[Collection entries]
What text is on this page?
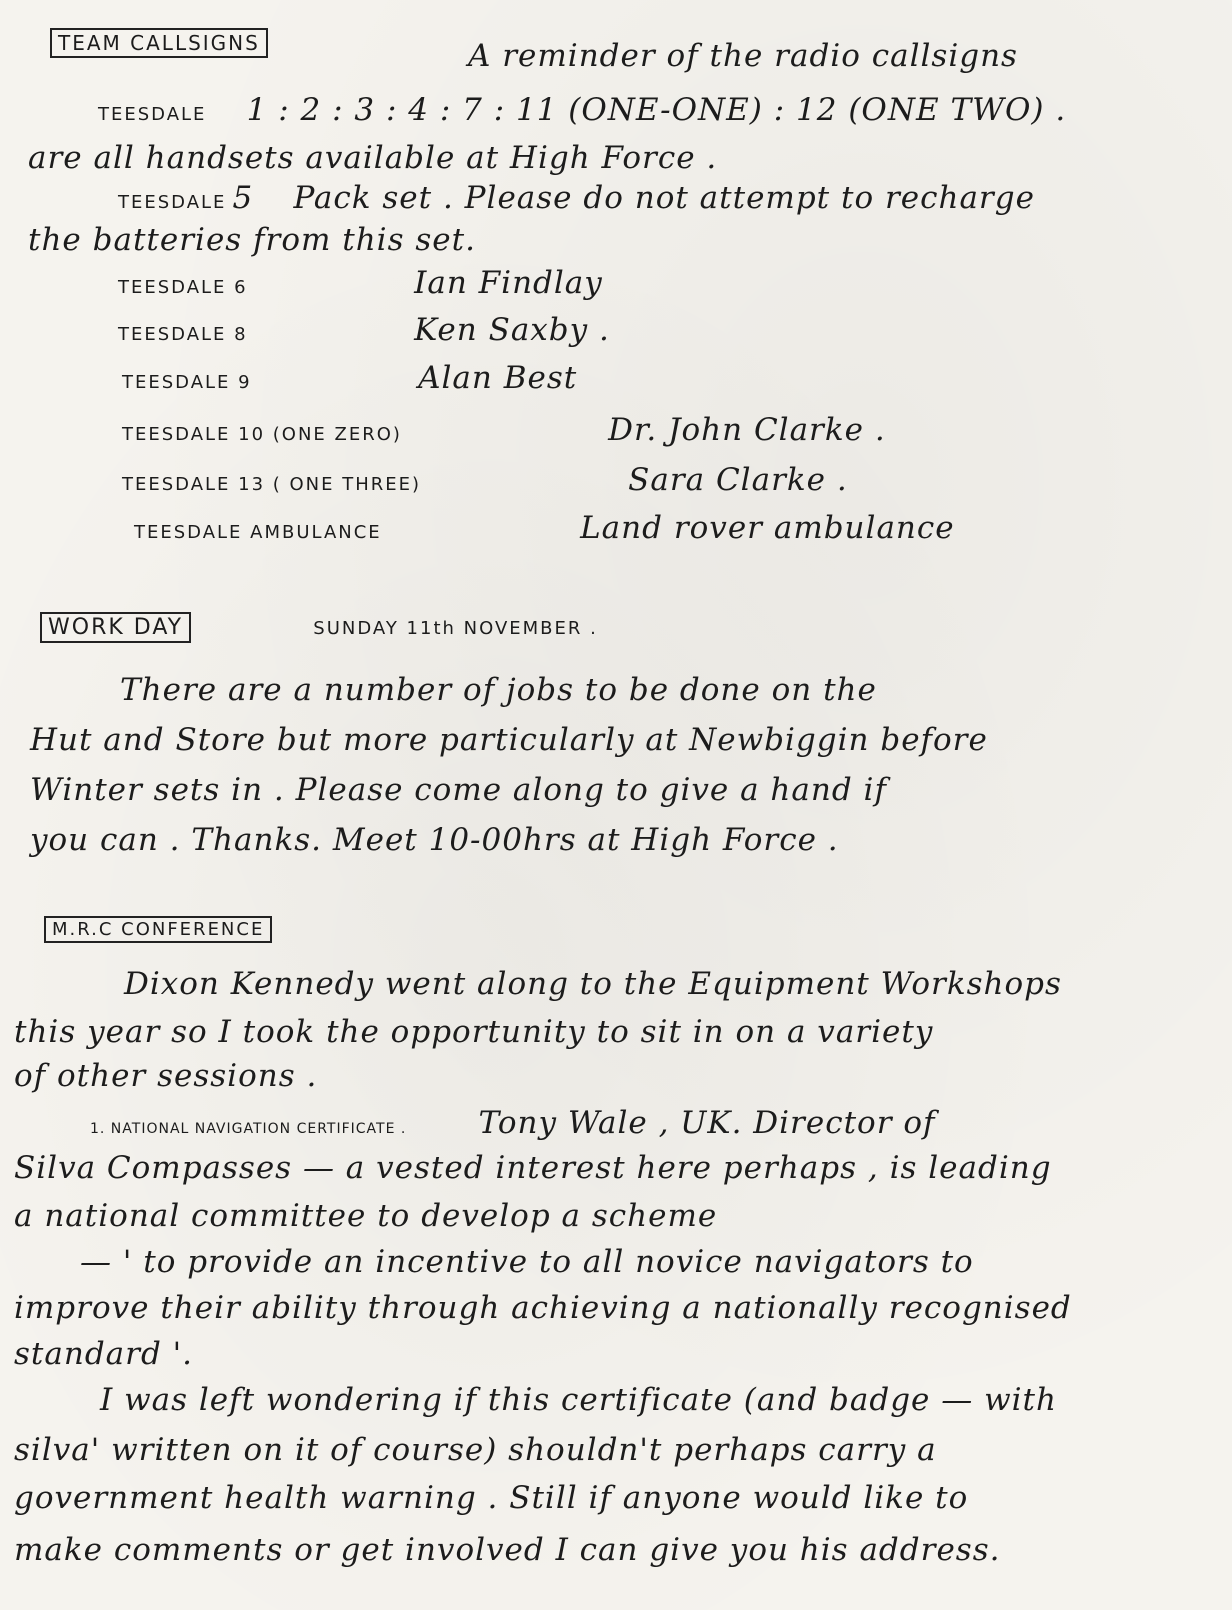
TEAM CALLSIGNS	A reminder of the radio callsigns
TEESDALE 1 : 2 : 3 : 4 : 7 : 11 (ONE-ONE) : 12 (ONE TWO) .
are all handsets available at High Force .
TEESDALE 5 Pack set . Please do not attempt to recharge
the batteries from this set.
TEESDALE 6	Ian Findlay
TEESDALE 8	Ken Saxby .
TEESDALE 9	Alan Best
TEESDALE 10 (ONE ZERO)	Dr. John Clarke .
TEESDALE 13 ( ONE THREE)	Sara Clarke .
TEESDALE AMBULANCE	Land rover ambulance
WORK DAY	SUNDAY 11th NOVEMBER .
There are a number of jobs to be done on the
Hut and Store but more particularly at Newbiggin before
Winter sets in . Please come along to give a hand if
you can . Thanks. Meet 10-00hrs at High Force .
M.R.C CONFERENCE
Dixon Kennedy went along to the Equipment Workshops
this year so I took the opportunity to sit in on a variety
of other sessions .
1. NATIONAL NAVIGATION CERTIFICATE . Tony Wale , UK. Director of
Silva Compasses — a vested interest here perhaps , is leading
a national committee to develop a scheme
— ' to provide an incentive to all novice navigators to
improve their ability through achieving a nationally recognised
standard '.
I was left wondering if this certificate (and badge — with
silva' written on it of course) shouldn't perhaps carry a
government health warning . Still if anyone would like to
make comments or get involved I can give you his address.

- Short problem -
Give the material again exactly as it is, but keep the pictures out.

- Solution to this exercise -
What text is on this page?
TEAM CALLSIGNS	A reminder of the radio callsigns
TEESDALE 1 : 2 : 3 : 4 : 7 : 11 (ONE-ONE) : 12 (ONE TWO) .
are all handsets available at High Force .
TEESDALE 5 Pack set . Please do not attempt to recharge
the batteries from this set.
TEESDALE 6	Ian Findlay
TEESDALE 8	Ken Saxby .
TEESDALE 9	Alan Best
TEESDALE 10 (ONE ZERO)	Dr. John Clarke .
TEESDALE 13 ( ONE THREE)	Sara Clarke .
TEESDALE AMBULANCE	Land rover ambulance
WORK DAY	SUNDAY 11th NOVEMBER .
There are a number of jobs to be done on the
Hut and Store but more particularly at Newbiggin before
Winter sets in . Please come along to give a hand if
you can . Thanks. Meet 10-00hrs at High Force .
M.R.C CONFERENCE
Dixon Kennedy went along to the Equipment Workshops
this year so I took the opportunity to sit in on a variety
of other sessions .
1. NATIONAL NAVIGATION CERTIFICATE . Tony Wale , UK. Director of
Silva Compasses — a vested interest here perhaps , is leading
a national committee to develop a scheme
— ' to provide an incentive to all novice navigators to
improve their ability through achieving a nationally recognised
standard '.
I was left wondering if this certificate (and badge — with
silva' written on it of course) shouldn't perhaps carry a
government health warning . Still if anyone would like to
make comments or get involved I can give you his address.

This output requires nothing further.